_Set task_: Without the pictures, set down every line of the data exactly.

-- Start of Records for this task --

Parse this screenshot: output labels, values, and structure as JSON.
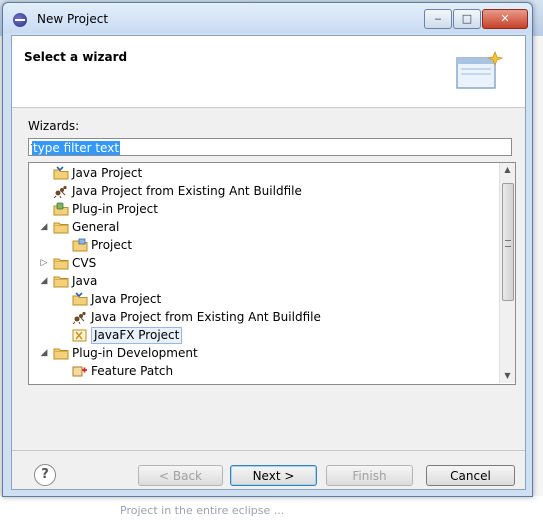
{
  "window": {
    "title": "New Project",
    "controls": {
      "minimize": "‒",
      "maximize": "□",
      "close": "✕"
    }
  },
  "background": {
    "bottom_text": "Project in the entire eclipse ..."
  },
  "header": {
    "title": "Select a wizard"
  },
  "wizards": {
    "label": "Wizards:",
    "filter_value": "type filter text"
  },
  "tree": {
    "items": [
      {
        "label": "Java Project",
        "icon": "java-project-icon",
        "level": 1,
        "expandable": false
      },
      {
        "label": "Java Project from Existing Ant Buildfile",
        "icon": "ant-project-icon",
        "level": 1,
        "expandable": false
      },
      {
        "label": "Plug-in Project",
        "icon": "plugin-project-icon",
        "level": 1,
        "expandable": false
      },
      {
        "label": "General",
        "icon": "folder-icon",
        "level": 1,
        "expandable": true,
        "expanded": true
      },
      {
        "label": "Project",
        "icon": "project-icon",
        "level": 2,
        "expandable": false
      },
      {
        "label": "CVS",
        "icon": "folder-icon",
        "level": 1,
        "expandable": true,
        "expanded": false
      },
      {
        "label": "Java",
        "icon": "folder-icon",
        "level": 1,
        "expandable": true,
        "expanded": true
      },
      {
        "label": "Java Project",
        "icon": "java-project-icon",
        "level": 2,
        "expandable": false
      },
      {
        "label": "Java Project from Existing Ant Buildfile",
        "icon": "ant-project-icon",
        "level": 2,
        "expandable": false
      },
      {
        "label": "JavaFX Project",
        "icon": "javafx-project-icon",
        "level": 2,
        "expandable": false,
        "selected": true
      },
      {
        "label": "Plug-in Development",
        "icon": "folder-icon",
        "level": 1,
        "expandable": true,
        "expanded": true
      },
      {
        "label": "Feature Patch",
        "icon": "feature-patch-icon",
        "level": 2,
        "expandable": false
      }
    ]
  },
  "buttons": {
    "help": "?",
    "back": "< Back",
    "next": "Next >",
    "finish": "Finish",
    "cancel": "Cancel"
  },
  "colors": {
    "selection": "#3399ff",
    "tree_selected_bg": "#e8f0fb",
    "title_bar": "#c9dbf2"
  }
}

-- End of Records for this task --

_Written solution_:
Parse this screenshot: output labels, values, and structure as JSON.
{
  "window": {
    "title": "New Project",
    "controls": {
      "minimize": "‒",
      "maximize": "□",
      "close": "✕"
    }
  },
  "background": {
    "bottom_text": "Project in the entire eclipse ..."
  },
  "header": {
    "title": "Select a wizard"
  },
  "wizards": {
    "label": "Wizards:",
    "filter_value": "type filter text"
  },
  "tree": {
    "items": [
      {
        "label": "Java Project",
        "icon": "java-project-icon",
        "level": 1,
        "expandable": false
      },
      {
        "label": "Java Project from Existing Ant Buildfile",
        "icon": "ant-project-icon",
        "level": 1,
        "expandable": false
      },
      {
        "label": "Plug-in Project",
        "icon": "plugin-project-icon",
        "level": 1,
        "expandable": false
      },
      {
        "label": "General",
        "icon": "folder-icon",
        "level": 1,
        "expandable": true,
        "expanded": true
      },
      {
        "label": "Project",
        "icon": "project-icon",
        "level": 2,
        "expandable": false
      },
      {
        "label": "CVS",
        "icon": "folder-icon",
        "level": 1,
        "expandable": true,
        "expanded": false
      },
      {
        "label": "Java",
        "icon": "folder-icon",
        "level": 1,
        "expandable": true,
        "expanded": true
      },
      {
        "label": "Java Project",
        "icon": "java-project-icon",
        "level": 2,
        "expandable": false
      },
      {
        "label": "Java Project from Existing Ant Buildfile",
        "icon": "ant-project-icon",
        "level": 2,
        "expandable": false
      },
      {
        "label": "JavaFX Project",
        "icon": "javafx-project-icon",
        "level": 2,
        "expandable": false,
        "selected": true
      },
      {
        "label": "Plug-in Development",
        "icon": "folder-icon",
        "level": 1,
        "expandable": true,
        "expanded": true
      },
      {
        "label": "Feature Patch",
        "icon": "feature-patch-icon",
        "level": 2,
        "expandable": false
      }
    ]
  },
  "buttons": {
    "help": "?",
    "back": "< Back",
    "next": "Next >",
    "finish": "Finish",
    "cancel": "Cancel"
  },
  "colors": {
    "selection": "#3399ff",
    "tree_selected_bg": "#e8f0fb",
    "title_bar": "#c9dbf2"
  }
}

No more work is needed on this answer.